==== Passage shown
Scott Cavanagh
Freelance Writing, Editing and Photography

Endangered Species need Lujan's support
Reprinted from Northland ThisWeek 
July 11, 1992

"Nobody’s told me the difference between a red squirrel, a black one or a brown one."

Those are not the words of an elementary school student. Interior Secretary Manuel Lujan spoke those words just last week, when asked about the controversy surrounding the endangered red squirrel in Arizona.

Lujan was responding to complaints by environmentalists who became alarmed after the secretary announced to reporters last week that the Endangered Species Act should be weakened.

The squirrel squabble surrounds a proposed $200 million telescope project intended for an area on Mount Graham, the same area the fewer than 100 remaining red squirrels call home.

According to Lujan, the Endangered Species Act, which can stop the telescope project in its tracks, "is far too tough."

"Do we have to save every single sub-species," he said. "This law does not take into account the economic impact of protecting endangered species."

This is not the first time Lujan’s love for development has gotten in the way of his job. One week before the red squirrel incident, the Secretary spoke on behalf of a $589 million water project in Colorado that has been put on hold because of the dangers it poses to Colorado squawfish.
========
==== Extracted data
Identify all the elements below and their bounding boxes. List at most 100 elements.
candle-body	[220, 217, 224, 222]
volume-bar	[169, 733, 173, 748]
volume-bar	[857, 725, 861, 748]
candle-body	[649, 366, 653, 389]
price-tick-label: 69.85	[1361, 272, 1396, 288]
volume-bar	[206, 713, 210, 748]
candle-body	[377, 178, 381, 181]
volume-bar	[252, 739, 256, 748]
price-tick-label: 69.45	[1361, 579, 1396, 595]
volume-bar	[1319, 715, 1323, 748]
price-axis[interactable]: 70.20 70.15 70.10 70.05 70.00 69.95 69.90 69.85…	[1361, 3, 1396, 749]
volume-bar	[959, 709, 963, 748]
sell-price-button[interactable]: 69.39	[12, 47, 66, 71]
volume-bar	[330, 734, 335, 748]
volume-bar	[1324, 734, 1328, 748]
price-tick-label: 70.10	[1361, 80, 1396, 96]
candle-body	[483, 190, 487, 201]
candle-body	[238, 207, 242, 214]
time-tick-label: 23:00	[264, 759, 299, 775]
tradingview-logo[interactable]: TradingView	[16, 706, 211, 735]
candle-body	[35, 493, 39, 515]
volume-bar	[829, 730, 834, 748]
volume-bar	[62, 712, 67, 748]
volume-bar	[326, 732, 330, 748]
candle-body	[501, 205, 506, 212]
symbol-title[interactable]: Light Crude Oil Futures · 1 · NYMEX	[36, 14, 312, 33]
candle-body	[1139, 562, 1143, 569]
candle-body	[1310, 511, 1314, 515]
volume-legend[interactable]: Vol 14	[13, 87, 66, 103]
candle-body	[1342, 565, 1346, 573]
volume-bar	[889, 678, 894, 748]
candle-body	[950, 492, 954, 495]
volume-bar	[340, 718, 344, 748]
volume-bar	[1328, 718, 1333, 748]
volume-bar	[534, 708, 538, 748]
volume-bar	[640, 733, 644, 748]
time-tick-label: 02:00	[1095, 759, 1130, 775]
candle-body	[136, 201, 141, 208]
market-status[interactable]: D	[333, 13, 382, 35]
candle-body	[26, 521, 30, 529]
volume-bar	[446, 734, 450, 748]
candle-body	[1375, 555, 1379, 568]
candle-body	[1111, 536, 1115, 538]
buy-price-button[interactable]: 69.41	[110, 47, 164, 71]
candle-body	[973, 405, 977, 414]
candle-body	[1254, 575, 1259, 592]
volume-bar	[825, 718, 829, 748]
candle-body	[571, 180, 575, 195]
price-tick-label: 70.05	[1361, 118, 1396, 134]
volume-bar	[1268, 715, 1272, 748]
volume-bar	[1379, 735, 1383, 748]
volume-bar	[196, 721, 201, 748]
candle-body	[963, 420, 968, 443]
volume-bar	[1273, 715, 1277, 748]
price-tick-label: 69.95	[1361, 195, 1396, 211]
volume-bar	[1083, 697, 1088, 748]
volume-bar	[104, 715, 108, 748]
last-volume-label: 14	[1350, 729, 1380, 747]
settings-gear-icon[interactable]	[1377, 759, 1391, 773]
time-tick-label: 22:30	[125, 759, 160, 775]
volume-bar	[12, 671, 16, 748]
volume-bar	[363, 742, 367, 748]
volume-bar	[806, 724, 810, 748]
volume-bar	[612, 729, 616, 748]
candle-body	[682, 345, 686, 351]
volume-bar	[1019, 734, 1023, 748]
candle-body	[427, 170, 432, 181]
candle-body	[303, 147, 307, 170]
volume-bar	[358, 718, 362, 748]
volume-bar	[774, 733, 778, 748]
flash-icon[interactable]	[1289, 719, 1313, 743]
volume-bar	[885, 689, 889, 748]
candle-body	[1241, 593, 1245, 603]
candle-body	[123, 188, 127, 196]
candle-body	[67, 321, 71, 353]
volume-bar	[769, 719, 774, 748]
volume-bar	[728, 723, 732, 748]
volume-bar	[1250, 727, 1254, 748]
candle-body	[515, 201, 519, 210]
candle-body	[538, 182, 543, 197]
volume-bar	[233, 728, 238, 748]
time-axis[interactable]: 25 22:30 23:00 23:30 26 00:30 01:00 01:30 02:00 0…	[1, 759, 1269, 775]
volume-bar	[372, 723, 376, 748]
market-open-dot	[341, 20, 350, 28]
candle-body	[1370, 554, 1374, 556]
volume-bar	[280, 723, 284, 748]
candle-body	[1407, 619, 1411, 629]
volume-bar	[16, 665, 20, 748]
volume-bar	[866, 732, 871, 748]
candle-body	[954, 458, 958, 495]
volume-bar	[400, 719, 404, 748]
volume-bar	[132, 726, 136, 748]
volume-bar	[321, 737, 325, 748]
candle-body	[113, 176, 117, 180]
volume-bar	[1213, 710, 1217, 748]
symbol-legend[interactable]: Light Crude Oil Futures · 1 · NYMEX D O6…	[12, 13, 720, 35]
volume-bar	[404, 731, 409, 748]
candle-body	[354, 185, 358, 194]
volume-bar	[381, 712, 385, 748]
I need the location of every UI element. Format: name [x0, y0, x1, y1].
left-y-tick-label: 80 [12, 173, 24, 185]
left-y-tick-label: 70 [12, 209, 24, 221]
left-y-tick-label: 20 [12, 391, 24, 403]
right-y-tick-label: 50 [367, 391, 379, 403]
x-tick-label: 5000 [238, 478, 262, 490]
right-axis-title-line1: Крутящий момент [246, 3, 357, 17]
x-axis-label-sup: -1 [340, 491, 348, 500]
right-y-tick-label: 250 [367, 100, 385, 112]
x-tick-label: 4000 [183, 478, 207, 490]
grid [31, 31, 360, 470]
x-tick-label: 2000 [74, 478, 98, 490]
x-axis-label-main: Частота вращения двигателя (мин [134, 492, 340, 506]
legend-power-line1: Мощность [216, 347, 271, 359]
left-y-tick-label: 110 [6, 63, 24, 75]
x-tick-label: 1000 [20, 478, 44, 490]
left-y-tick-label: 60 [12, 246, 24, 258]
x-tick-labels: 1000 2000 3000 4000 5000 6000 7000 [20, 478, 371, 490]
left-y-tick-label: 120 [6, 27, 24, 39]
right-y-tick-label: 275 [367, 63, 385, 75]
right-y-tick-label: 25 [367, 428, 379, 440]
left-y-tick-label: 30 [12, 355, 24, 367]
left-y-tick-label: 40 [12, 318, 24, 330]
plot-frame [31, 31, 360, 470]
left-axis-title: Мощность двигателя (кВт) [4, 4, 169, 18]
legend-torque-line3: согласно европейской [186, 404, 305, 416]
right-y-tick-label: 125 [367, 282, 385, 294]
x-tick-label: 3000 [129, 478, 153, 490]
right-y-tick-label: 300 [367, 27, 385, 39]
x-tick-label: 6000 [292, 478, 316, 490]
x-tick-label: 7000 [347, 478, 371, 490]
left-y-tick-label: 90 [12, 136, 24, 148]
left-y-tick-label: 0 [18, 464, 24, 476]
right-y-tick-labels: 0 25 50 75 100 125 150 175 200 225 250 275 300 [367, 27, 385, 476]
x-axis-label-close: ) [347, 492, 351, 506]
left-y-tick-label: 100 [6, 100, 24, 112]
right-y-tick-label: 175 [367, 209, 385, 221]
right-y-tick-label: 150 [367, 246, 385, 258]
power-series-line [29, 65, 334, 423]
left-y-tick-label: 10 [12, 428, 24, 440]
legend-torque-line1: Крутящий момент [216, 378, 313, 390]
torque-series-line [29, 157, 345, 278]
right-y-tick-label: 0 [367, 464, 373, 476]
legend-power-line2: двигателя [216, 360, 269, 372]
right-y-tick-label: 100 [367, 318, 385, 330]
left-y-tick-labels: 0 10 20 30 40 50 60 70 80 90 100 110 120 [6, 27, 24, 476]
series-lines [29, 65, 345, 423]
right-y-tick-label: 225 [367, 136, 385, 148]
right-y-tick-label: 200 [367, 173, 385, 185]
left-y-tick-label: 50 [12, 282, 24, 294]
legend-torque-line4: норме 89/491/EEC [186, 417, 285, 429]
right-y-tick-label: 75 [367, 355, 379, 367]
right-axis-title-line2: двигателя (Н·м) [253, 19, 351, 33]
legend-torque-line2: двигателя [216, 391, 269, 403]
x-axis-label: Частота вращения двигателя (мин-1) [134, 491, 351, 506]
========
## Required tasks:
1 > List each geographic location named in the body of the article on Lujan and the Endangered Species Act, giving each only once.
2 > In the article on Lujan and the Endangered Species Act, transcribe the stretch from "Endangered Species need" through "squirrels call home.".
3 > Pick up the article on Lujan and the Endangered Species Act after its last sentence and carry it forward.

## Responses by item number:
1 > Arizona, Mount Graham, Colorado

2 >
Endangered Species need Lujan's support
Reprinted from Northland ThisWeek 
July 11, 1992

"Nobody’s told me the difference between a red squirrel, a black one or a brown one."

Those are not the words of an elementary school student. Interior Secretary Manuel Lujan spoke those words just last week, when asked about the controversy surrounding the endangered red squirrel in Arizona.

Lujan was responding to complaints by environmentalists who became alarmed after the secretary announced to reporters last week that the Endangered Species Act should be weakened.

The squirrel squabble surrounds a proposed $200 million telescope project intended for an area on Mount Graham, the same area the fewer than 100 remaining red squirrels call home.

3 >
After the action was taken to halt the project, Lujan ordered a review of the plans and organized a future cabinet-level meeting to determine whether economic interests should overrule environmental ones. As a New Mexico congressman Lujan supported the water project.

Big business has plenty of backers and lobbyists, so many that our living environment in many parts of the country is as dangerous to our health as smoking and overeating. For the man whose job it is to protect animals like the red squirrel to continually align himself with economic interests betrays the trust of every environmentally conscious citizen.

In 1982 there were only 18-22 American Condors left in existence. Over the last eight years, captive-breeding programs costing millions of dollars have only raised the population to 38. The red squirrel and species like it should not be allowed to reach that point. After all, the red squirrel may be "just" a sub-species, but unlike development projects, when it’s gone it won’t be coming back.

Scott Cavanagh is editor of Northland ThisWeek.